Could you write out the records below exactly as they appear?

--- start RECORD EXTRACTS ---

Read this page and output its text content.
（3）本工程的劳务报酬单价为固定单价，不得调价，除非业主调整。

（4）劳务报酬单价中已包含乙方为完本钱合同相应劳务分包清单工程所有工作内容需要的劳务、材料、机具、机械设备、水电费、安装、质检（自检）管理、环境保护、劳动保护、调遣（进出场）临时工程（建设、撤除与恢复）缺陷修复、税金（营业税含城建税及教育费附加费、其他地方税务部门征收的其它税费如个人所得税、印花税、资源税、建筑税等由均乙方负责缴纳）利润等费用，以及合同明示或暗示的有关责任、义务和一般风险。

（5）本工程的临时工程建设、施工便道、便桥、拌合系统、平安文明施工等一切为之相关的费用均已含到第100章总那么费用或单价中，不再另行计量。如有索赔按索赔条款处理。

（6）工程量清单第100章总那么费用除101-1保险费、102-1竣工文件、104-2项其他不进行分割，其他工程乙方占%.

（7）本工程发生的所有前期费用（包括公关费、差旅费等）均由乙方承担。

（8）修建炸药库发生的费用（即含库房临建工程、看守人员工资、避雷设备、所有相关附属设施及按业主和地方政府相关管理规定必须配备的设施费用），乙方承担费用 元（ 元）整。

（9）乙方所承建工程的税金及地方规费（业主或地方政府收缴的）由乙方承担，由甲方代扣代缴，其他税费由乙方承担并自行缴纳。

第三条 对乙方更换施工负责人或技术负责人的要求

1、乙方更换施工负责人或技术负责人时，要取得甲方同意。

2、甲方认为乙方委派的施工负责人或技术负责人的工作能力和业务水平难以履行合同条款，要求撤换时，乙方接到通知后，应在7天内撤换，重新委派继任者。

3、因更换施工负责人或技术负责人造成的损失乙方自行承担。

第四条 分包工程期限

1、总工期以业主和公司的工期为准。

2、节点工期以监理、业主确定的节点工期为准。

--- end RECORD EXTRACTS ---

§ SOLUTION TO THIS PROBLEM:
Read this page and output its text content.
（3）本工程的劳务报酬单价为固定单价，不得调价，除非业主调整。

（4）劳务报酬单价中已包含乙方为完本钱合同相应劳务分包清单工程所有工作内容需要的劳务、材料、机具、机械设备、水电费、安装、质检（自检）管理、环境保护、劳动保护、调遣（进出场）临时工程（建设、撤除与恢复）缺陷修复、税金（营业税含城建税及教育费附加费、其他地方税务部门征收的其它税费如个人所得税、印花税、资源税、建筑税等由均乙方负责缴纳）利润等费用，以及合同明示或暗示的有关责任、义务和一般风险。

（5）本工程的临时工程建设、施工便道、便桥、拌合系统、平安文明施工等一切为之相关的费用均已含到第100章总那么费用或单价中，不再另行计量。如有索赔按索赔条款处理。

（6）工程量清单第100章总那么费用除101-1保险费、102-1竣工文件、104-2项其他不进行分割，其他工程乙方占%.

（7）本工程发生的所有前期费用（包括公关费、差旅费等）均由乙方承担。

（8）修建炸药库发生的费用（即含库房临建工程、看守人员工资、避雷设备、所有相关附属设施及按业主和地方政府相关管理规定必须配备的设施费用），乙方承担费用 元（ 元）整。

（9）乙方所承建工程的税金及地方规费（业主或地方政府收缴的）由乙方承担，由甲方代扣代缴，其他税费由乙方承担并自行缴纳。

第三条 对乙方更换施工负责人或技术负责人的要求

1、乙方更换施工负责人或技术负责人时，要取得甲方同意。

2、甲方认为乙方委派的施工负责人或技术负责人的工作能力和业务水平难以履行合同条款，要求撤换时，乙方接到通知后，应在7天内撤换，重新委派继任者。

3、因更换施工负责人或技术负责人造成的损失乙方自行承担。

第四条 分包工程期限

1、总工期以业主和公司的工期为准。

2、节点工期以监理、业主确定的节点工期为准。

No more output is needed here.